### THE TASK
Entries follow. Set all of them down as they stand.

Stored entries
################
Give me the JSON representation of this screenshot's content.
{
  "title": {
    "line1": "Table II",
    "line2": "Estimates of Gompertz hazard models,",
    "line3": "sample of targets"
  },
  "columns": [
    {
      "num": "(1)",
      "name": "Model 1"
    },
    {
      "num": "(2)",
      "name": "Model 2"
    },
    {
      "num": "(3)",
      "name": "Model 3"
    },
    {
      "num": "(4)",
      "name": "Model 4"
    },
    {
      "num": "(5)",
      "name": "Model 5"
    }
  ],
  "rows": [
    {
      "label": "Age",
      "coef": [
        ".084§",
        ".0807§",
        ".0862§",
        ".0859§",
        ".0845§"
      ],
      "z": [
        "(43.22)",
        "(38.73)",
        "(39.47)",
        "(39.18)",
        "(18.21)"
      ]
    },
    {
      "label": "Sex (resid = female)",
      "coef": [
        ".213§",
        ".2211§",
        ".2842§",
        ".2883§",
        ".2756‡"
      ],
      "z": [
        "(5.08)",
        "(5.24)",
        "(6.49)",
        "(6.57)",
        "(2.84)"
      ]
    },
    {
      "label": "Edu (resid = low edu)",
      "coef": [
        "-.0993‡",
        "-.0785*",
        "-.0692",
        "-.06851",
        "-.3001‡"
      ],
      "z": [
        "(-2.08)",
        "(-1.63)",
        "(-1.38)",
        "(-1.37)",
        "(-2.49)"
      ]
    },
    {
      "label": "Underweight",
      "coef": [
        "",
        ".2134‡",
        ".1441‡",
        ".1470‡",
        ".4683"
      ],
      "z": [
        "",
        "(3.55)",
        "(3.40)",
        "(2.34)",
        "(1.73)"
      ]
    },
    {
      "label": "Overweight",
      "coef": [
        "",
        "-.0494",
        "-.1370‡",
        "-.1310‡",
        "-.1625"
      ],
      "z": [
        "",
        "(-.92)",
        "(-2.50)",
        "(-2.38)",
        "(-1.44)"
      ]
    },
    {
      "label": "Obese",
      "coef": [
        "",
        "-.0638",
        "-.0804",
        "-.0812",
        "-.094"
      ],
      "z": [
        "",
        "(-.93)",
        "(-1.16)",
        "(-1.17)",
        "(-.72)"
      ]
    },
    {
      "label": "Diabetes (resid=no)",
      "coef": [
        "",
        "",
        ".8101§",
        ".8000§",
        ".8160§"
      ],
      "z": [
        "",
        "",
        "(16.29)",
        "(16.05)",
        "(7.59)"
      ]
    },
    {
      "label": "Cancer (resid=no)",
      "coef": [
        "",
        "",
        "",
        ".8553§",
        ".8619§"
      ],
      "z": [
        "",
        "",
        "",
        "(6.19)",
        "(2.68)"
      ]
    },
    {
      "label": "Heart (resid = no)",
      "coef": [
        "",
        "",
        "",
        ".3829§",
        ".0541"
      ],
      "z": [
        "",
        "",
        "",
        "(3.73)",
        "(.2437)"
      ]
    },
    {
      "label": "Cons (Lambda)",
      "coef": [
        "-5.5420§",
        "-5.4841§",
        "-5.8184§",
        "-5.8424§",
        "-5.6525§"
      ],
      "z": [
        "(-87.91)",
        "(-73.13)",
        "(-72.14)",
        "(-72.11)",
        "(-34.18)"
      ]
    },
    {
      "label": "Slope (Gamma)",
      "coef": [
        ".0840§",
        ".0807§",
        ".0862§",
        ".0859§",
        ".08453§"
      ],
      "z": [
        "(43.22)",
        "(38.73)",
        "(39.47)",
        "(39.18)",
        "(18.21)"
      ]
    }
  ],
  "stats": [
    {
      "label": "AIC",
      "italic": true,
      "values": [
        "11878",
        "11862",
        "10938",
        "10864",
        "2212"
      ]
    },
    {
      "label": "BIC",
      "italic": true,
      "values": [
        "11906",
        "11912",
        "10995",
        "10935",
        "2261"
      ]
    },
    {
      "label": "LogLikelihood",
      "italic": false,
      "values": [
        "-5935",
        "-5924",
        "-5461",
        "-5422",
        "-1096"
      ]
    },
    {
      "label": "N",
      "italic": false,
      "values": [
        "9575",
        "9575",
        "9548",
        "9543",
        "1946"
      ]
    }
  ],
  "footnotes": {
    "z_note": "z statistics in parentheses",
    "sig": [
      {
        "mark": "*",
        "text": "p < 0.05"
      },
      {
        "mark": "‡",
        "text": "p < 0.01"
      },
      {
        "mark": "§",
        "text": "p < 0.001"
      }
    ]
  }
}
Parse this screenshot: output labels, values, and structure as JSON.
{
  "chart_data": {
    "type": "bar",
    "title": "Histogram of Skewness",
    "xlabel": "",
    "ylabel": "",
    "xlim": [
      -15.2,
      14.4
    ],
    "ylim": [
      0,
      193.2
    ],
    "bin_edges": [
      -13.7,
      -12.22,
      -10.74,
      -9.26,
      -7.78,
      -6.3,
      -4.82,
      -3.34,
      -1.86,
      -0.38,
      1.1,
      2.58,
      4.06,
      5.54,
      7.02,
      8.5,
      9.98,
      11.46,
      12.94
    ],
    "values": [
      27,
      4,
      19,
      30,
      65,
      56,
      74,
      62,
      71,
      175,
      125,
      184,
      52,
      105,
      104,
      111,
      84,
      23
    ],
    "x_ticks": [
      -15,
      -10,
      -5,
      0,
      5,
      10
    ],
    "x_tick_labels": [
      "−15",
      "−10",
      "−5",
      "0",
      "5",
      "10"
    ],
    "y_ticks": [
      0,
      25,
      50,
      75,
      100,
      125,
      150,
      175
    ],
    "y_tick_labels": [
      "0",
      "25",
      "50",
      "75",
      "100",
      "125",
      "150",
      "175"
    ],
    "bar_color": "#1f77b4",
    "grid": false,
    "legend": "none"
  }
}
################
### RESULT OF THE EXERCISE
Give me the JSON representation of this screenshot's content.
{
  "title": {
    "line1": "Table II",
    "line2": "Estimates of Gompertz hazard models,",
    "line3": "sample of targets"
  },
  "columns": [
    {
      "num": "(1)",
      "name": "Model 1"
    },
    {
      "num": "(2)",
      "name": "Model 2"
    },
    {
      "num": "(3)",
      "name": "Model 3"
    },
    {
      "num": "(4)",
      "name": "Model 4"
    },
    {
      "num": "(5)",
      "name": "Model 5"
    }
  ],
  "rows": [
    {
      "label": "Age",
      "coef": [
        ".084§",
        ".0807§",
        ".0862§",
        ".0859§",
        ".0845§"
      ],
      "z": [
        "(43.22)",
        "(38.73)",
        "(39.47)",
        "(39.18)",
        "(18.21)"
      ]
    },
    {
      "label": "Sex (resid = female)",
      "coef": [
        ".213§",
        ".2211§",
        ".2842§",
        ".2883§",
        ".2756‡"
      ],
      "z": [
        "(5.08)",
        "(5.24)",
        "(6.49)",
        "(6.57)",
        "(2.84)"
      ]
    },
    {
      "label": "Edu (resid = low edu)",
      "coef": [
        "-.0993‡",
        "-.0785*",
        "-.0692",
        "-.06851",
        "-.3001‡"
      ],
      "z": [
        "(-2.08)",
        "(-1.63)",
        "(-1.38)",
        "(-1.37)",
        "(-2.49)"
      ]
    },
    {
      "label": "Underweight",
      "coef": [
        "",
        ".2134‡",
        ".1441‡",
        ".1470‡",
        ".4683"
      ],
      "z": [
        "",
        "(3.55)",
        "(3.40)",
        "(2.34)",
        "(1.73)"
      ]
    },
    {
      "label": "Overweight",
      "coef": [
        "",
        "-.0494",
        "-.1370‡",
        "-.1310‡",
        "-.1625"
      ],
      "z": [
        "",
        "(-.92)",
        "(-2.50)",
        "(-2.38)",
        "(-1.44)"
      ]
    },
    {
      "label": "Obese",
      "coef": [
        "",
        "-.0638",
        "-.0804",
        "-.0812",
        "-.094"
      ],
      "z": [
        "",
        "(-.93)",
        "(-1.16)",
        "(-1.17)",
        "(-.72)"
      ]
    },
    {
      "label": "Diabetes (resid=no)",
      "coef": [
        "",
        "",
        ".8101§",
        ".8000§",
        ".8160§"
      ],
      "z": [
        "",
        "",
        "(16.29)",
        "(16.05)",
        "(7.59)"
      ]
    },
    {
      "label": "Cancer (resid=no)",
      "coef": [
        "",
        "",
        "",
        ".8553§",
        ".8619§"
      ],
      "z": [
        "",
        "",
        "",
        "(6.19)",
        "(2.68)"
      ]
    },
    {
      "label": "Heart (resid = no)",
      "coef": [
        "",
        "",
        "",
        ".3829§",
        ".0541"
      ],
      "z": [
        "",
        "",
        "",
        "(3.73)",
        "(.2437)"
      ]
    },
    {
      "label": "Cons (Lambda)",
      "coef": [
        "-5.5420§",
        "-5.4841§",
        "-5.8184§",
        "-5.8424§",
        "-5.6525§"
      ],
      "z": [
        "(-87.91)",
        "(-73.13)",
        "(-72.14)",
        "(-72.11)",
        "(-34.18)"
      ]
    },
    {
      "label": "Slope (Gamma)",
      "coef": [
        ".0840§",
        ".0807§",
        ".0862§",
        ".0859§",
        ".08453§"
      ],
      "z": [
        "(43.22)",
        "(38.73)",
        "(39.47)",
        "(39.18)",
        "(18.21)"
      ]
    }
  ],
  "stats": [
    {
      "label": "AIC",
      "italic": true,
      "values": [
        "11878",
        "11862",
        "10938",
        "10864",
        "2212"
      ]
    },
    {
      "label": "BIC",
      "italic": true,
      "values": [
        "11906",
        "11912",
        "10995",
        "10935",
        "2261"
      ]
    },
    {
      "label": "LogLikelihood",
      "italic": false,
      "values": [
        "-5935",
        "-5924",
        "-5461",
        "-5422",
        "-1096"
      ]
    },
    {
      "label": "N",
      "italic": false,
      "values": [
        "9575",
        "9575",
        "9548",
        "9543",
        "1946"
      ]
    }
  ],
  "footnotes": {
    "z_note": "z statistics in parentheses",
    "sig": [
      {
        "mark": "*",
        "text": "p < 0.05"
      },
      {
        "mark": "‡",
        "text": "p < 0.01"
      },
      {
        "mark": "§",
        "text": "p < 0.001"
      }
    ]
  }
}
Parse this screenshot: output labels, values, and structure as JSON.
{
  "chart_data": {
    "type": "bar",
    "title": "Histogram of Skewness",
    "xlabel": "",
    "ylabel": "",
    "xlim": [
      -15.2,
      14.4
    ],
    "ylim": [
      0,
      193.2
    ],
    "bin_edges": [
      -13.7,
      -12.22,
      -10.74,
      -9.26,
      -7.78,
      -6.3,
      -4.82,
      -3.34,
      -1.86,
      -0.38,
      1.1,
      2.58,
      4.06,
      5.54,
      7.02,
      8.5,
      9.98,
      11.46,
      12.94
    ],
    "values": [
      27,
      4,
      19,
      30,
      65,
      56,
      74,
      62,
      71,
      175,
      125,
      184,
      52,
      105,
      104,
      111,
      84,
      23
    ],
    "x_ticks": [
      -15,
      -10,
      -5,
      0,
      5,
      10
    ],
    "x_tick_labels": [
      "−15",
      "−10",
      "−5",
      "0",
      "5",
      "10"
    ],
    "y_ticks": [
      0,
      25,
      50,
      75,
      100,
      125,
      150,
      175
    ],
    "y_tick_labels": [
      "0",
      "25",
      "50",
      "75",
      "100",
      "125",
      "150",
      "175"
    ],
    "bar_color": "#1f77b4",
    "grid": false,
    "legend": "none"
  }
}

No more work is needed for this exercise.